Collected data
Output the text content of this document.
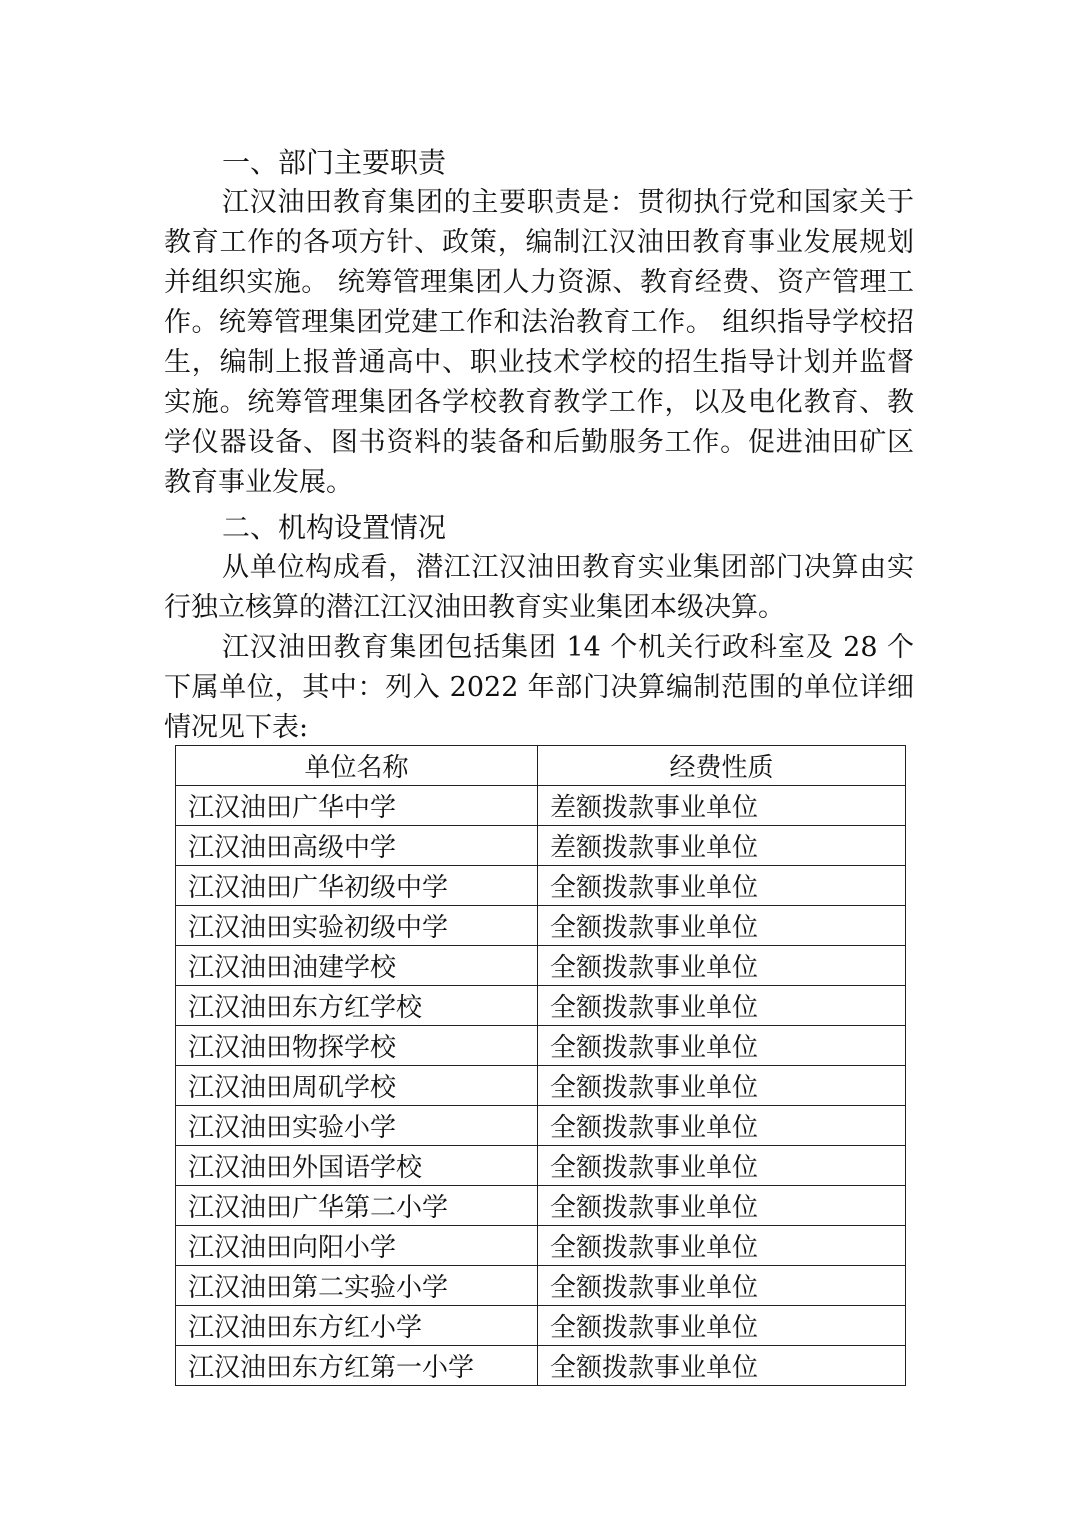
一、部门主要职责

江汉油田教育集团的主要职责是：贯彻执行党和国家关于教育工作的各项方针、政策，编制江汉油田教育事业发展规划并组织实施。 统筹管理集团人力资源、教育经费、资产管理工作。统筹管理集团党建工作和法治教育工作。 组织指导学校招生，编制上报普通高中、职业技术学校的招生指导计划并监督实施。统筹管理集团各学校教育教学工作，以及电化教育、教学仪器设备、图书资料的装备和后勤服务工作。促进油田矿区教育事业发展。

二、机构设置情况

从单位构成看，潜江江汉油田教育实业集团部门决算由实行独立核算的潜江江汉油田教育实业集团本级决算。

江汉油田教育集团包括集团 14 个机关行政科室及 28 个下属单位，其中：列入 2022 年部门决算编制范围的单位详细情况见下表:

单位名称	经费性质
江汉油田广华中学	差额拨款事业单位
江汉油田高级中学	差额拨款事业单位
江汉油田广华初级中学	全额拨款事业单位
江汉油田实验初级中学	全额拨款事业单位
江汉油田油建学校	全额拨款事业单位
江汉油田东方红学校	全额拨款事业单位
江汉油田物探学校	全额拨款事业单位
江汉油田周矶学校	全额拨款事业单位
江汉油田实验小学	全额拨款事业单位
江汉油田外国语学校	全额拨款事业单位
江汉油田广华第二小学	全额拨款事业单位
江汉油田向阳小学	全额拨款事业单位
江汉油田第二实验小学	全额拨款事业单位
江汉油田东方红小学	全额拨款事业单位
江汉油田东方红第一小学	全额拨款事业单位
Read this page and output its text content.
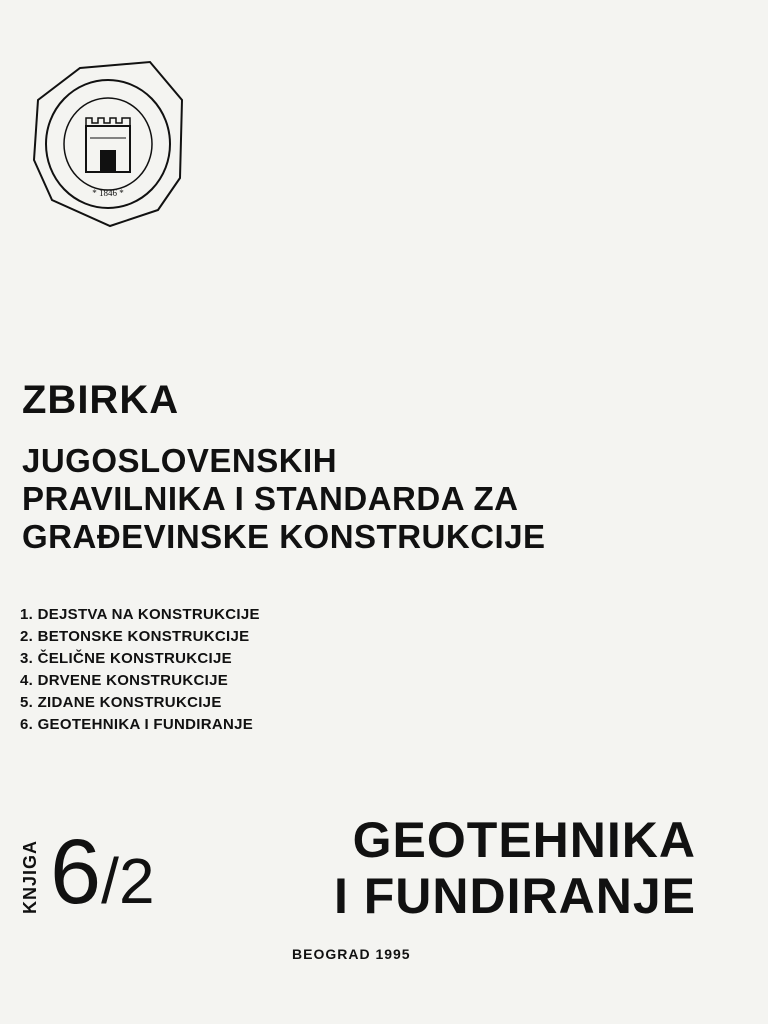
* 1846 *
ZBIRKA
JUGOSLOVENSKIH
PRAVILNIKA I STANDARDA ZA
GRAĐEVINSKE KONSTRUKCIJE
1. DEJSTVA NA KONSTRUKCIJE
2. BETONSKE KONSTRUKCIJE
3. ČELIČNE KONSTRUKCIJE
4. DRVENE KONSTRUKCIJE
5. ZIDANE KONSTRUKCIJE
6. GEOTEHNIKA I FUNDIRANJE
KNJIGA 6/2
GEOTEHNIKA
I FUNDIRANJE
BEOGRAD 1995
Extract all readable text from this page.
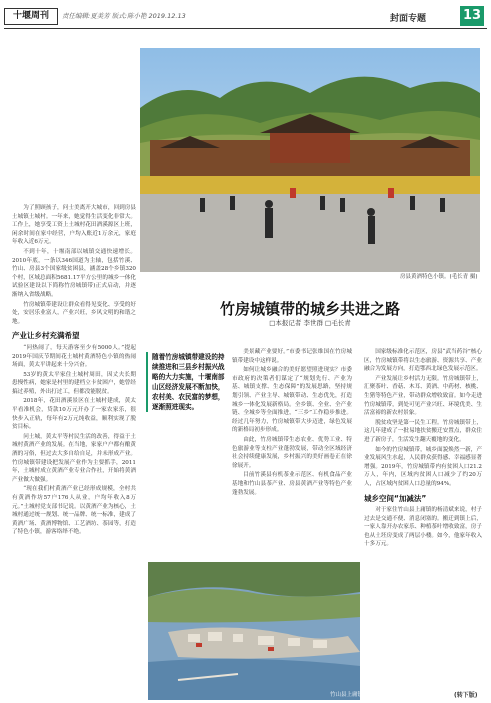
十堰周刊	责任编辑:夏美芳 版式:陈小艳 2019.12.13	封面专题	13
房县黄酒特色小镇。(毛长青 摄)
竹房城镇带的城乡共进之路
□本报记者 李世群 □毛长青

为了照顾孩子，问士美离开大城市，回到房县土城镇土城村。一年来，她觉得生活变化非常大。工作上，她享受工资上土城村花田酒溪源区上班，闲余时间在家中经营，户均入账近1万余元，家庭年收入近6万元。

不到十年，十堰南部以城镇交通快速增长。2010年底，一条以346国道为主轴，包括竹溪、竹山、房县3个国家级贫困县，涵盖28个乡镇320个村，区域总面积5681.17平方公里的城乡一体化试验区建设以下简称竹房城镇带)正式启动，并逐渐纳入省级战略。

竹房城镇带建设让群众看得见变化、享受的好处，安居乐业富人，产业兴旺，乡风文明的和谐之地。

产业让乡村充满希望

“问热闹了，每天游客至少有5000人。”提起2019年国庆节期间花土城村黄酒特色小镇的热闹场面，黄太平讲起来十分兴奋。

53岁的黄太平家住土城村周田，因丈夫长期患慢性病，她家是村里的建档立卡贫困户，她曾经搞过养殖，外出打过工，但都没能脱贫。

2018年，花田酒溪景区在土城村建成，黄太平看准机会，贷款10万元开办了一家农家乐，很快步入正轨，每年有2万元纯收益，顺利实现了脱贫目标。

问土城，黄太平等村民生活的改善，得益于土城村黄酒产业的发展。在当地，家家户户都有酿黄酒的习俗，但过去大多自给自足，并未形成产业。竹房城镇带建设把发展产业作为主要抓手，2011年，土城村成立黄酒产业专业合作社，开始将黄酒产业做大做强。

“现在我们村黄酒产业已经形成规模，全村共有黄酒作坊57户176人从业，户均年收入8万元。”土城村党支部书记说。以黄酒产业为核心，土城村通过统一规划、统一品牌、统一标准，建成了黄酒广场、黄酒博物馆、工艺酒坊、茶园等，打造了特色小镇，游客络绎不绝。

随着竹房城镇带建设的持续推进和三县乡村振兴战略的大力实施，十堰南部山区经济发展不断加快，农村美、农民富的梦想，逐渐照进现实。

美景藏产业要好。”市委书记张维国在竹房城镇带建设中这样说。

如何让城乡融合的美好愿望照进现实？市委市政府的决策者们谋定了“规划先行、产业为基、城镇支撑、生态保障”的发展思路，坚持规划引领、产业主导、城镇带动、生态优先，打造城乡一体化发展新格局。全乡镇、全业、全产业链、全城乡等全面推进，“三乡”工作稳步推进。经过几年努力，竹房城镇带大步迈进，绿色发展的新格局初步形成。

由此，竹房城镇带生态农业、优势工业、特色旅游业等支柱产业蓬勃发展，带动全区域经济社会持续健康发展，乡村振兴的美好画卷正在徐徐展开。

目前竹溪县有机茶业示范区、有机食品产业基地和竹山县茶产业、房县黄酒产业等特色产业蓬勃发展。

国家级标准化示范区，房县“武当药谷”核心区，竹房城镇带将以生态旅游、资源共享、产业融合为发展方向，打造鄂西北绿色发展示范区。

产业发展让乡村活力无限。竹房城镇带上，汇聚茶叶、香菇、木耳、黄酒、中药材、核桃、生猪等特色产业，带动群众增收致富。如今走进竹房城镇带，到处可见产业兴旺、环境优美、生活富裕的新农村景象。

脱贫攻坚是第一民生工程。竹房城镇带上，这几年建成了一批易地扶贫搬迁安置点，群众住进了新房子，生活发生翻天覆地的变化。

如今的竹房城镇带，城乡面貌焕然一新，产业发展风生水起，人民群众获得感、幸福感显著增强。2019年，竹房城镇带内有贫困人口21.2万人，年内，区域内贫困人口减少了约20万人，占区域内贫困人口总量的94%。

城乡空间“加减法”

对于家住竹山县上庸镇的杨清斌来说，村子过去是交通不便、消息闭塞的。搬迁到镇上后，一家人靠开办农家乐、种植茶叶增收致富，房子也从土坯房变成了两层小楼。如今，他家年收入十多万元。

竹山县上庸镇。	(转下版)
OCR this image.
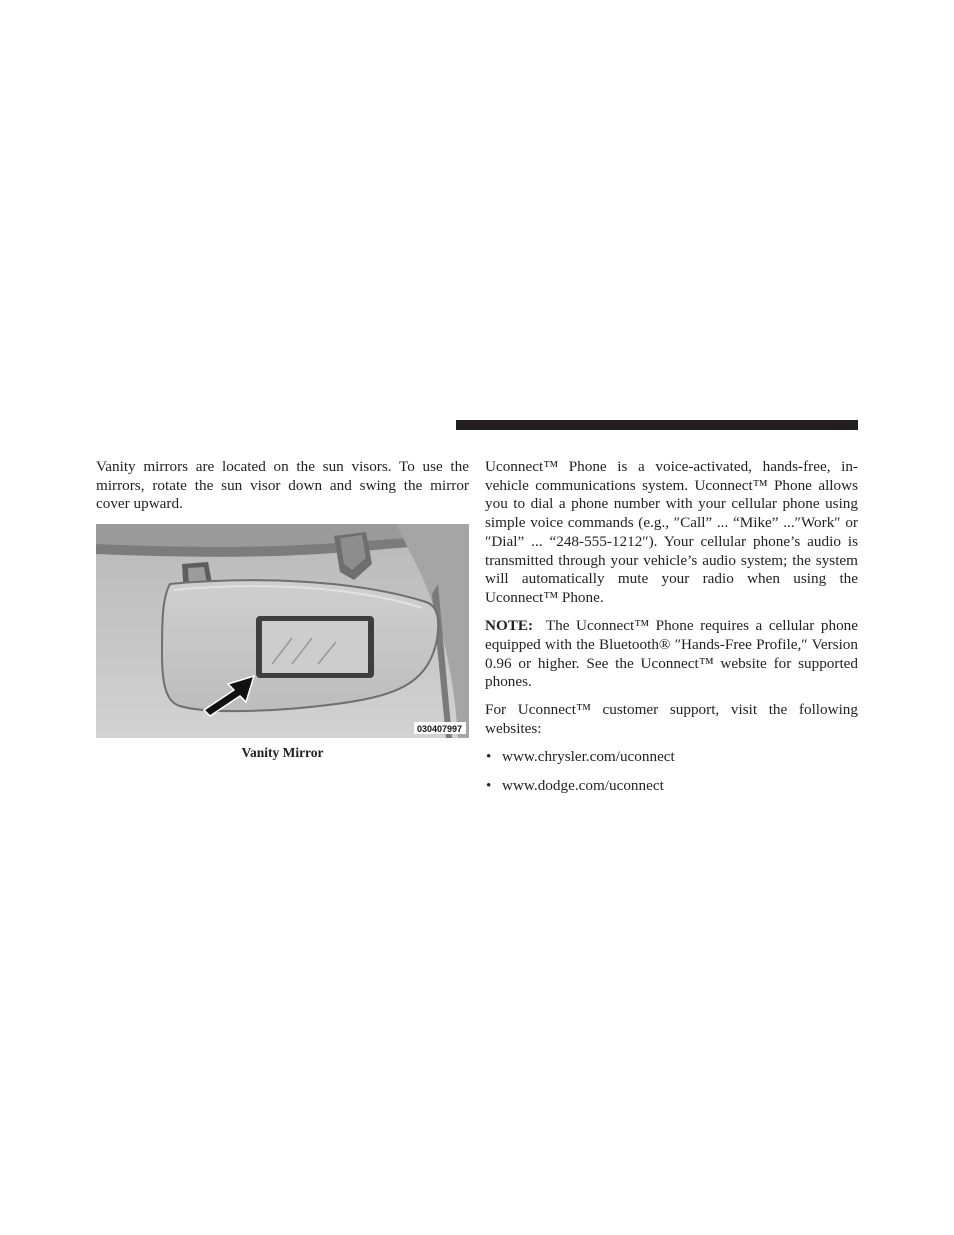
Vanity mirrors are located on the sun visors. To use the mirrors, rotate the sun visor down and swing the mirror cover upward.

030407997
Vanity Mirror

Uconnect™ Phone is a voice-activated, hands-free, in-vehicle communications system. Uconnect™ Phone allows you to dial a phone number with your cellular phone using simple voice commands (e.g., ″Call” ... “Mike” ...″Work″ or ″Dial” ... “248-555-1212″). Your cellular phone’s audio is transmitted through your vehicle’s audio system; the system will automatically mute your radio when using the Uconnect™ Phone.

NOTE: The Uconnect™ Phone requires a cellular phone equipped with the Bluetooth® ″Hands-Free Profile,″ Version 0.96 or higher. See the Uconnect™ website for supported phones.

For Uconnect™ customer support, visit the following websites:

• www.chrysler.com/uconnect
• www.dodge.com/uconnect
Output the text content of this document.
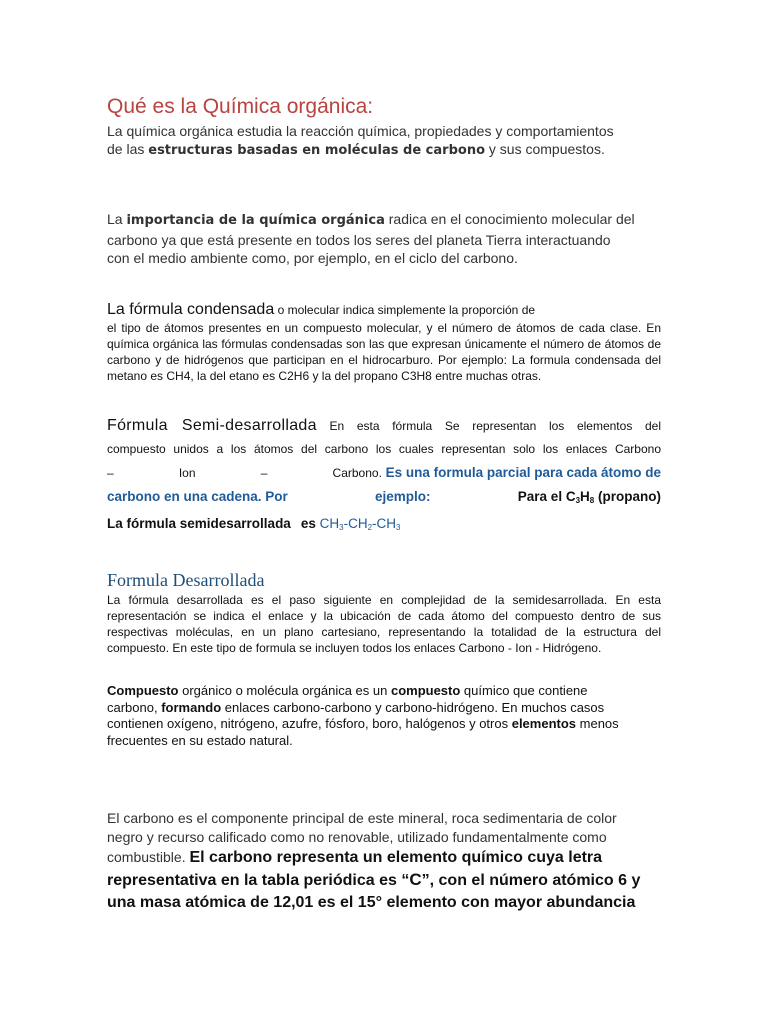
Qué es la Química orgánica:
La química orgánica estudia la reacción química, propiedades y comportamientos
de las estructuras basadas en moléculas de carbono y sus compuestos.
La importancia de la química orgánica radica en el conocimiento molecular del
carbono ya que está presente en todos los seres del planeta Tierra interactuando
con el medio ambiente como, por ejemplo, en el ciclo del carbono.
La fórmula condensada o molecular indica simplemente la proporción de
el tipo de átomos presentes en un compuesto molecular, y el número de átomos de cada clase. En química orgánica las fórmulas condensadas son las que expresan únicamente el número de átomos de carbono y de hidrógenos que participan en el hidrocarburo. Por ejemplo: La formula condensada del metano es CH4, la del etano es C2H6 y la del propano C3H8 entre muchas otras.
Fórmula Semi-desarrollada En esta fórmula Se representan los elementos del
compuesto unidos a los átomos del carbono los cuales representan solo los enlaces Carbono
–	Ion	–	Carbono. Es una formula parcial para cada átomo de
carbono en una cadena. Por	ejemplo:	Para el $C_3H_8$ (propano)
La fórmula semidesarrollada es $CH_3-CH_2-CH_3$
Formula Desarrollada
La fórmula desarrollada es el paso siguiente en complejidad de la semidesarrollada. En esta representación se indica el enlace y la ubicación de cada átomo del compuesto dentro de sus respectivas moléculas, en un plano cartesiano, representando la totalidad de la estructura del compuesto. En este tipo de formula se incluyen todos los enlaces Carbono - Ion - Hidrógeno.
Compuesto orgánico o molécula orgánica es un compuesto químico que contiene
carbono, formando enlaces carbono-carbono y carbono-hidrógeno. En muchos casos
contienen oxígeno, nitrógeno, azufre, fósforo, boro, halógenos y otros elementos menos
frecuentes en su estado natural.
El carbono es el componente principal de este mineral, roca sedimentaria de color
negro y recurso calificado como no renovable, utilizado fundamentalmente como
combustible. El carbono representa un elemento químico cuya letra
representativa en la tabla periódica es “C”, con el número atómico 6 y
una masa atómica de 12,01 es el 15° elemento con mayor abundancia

Aim: Give the count of lines in the records that contain "elementos", and no other text.

Written answer: 2